[Start RAW RECORDS]

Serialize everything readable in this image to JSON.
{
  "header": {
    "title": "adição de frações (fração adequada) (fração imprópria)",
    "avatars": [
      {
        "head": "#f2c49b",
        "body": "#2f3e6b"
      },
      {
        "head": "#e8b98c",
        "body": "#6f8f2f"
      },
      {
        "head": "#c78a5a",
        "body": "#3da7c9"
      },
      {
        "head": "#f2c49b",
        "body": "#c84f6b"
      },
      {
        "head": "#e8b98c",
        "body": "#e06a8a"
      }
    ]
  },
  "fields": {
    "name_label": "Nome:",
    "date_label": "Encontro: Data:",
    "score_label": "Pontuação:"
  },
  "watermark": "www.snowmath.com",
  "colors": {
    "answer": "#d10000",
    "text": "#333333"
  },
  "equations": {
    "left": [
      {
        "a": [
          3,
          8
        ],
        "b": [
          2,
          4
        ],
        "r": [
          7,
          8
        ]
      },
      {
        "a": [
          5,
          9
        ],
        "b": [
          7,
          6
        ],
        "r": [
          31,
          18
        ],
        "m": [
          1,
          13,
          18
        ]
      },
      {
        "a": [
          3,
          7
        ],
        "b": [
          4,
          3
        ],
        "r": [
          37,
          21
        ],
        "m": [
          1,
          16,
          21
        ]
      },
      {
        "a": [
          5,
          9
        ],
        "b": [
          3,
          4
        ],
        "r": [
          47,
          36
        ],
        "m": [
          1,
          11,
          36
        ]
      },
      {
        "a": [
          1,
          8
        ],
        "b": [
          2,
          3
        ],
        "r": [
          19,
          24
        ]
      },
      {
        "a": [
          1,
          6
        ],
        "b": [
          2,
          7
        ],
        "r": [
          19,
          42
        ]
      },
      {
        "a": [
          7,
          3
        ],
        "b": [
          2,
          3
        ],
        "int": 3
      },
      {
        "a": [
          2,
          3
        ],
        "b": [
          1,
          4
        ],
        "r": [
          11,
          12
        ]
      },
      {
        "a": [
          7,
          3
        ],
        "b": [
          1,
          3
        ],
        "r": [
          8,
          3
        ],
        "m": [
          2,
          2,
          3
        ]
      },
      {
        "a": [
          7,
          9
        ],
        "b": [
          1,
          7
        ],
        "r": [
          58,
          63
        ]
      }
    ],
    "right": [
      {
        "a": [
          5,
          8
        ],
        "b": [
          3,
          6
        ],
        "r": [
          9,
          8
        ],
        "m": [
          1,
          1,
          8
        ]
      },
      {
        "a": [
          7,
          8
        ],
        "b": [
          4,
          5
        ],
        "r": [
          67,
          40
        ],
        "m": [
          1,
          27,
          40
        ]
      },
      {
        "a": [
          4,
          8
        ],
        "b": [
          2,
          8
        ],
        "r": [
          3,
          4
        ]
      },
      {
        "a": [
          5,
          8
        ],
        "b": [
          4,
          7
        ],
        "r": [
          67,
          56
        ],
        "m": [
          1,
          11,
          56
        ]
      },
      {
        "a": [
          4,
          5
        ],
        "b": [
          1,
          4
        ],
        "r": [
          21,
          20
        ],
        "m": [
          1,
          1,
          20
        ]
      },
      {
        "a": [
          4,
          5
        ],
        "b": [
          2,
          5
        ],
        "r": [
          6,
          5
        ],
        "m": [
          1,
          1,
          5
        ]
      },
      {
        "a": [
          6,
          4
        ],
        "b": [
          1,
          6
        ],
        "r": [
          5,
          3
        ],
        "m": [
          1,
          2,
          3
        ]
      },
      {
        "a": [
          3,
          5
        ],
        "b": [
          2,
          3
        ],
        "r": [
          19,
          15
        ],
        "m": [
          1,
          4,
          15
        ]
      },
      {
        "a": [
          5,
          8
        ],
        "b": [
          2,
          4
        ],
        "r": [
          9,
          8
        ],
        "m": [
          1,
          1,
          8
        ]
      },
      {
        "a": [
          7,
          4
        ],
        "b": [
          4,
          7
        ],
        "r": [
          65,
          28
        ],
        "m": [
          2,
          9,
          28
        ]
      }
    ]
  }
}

[End RAW RECORDS]

» **EXERCISE**
Go through the records. Copy each line where "body" appears.

» **SOLUTION TO THE EXERCISE**
        "body": "#2f3e6b"
        "body": "#6f8f2f"
        "body": "#3da7c9"
        "body": "#c84f6b"
        "body": "#e06a8a"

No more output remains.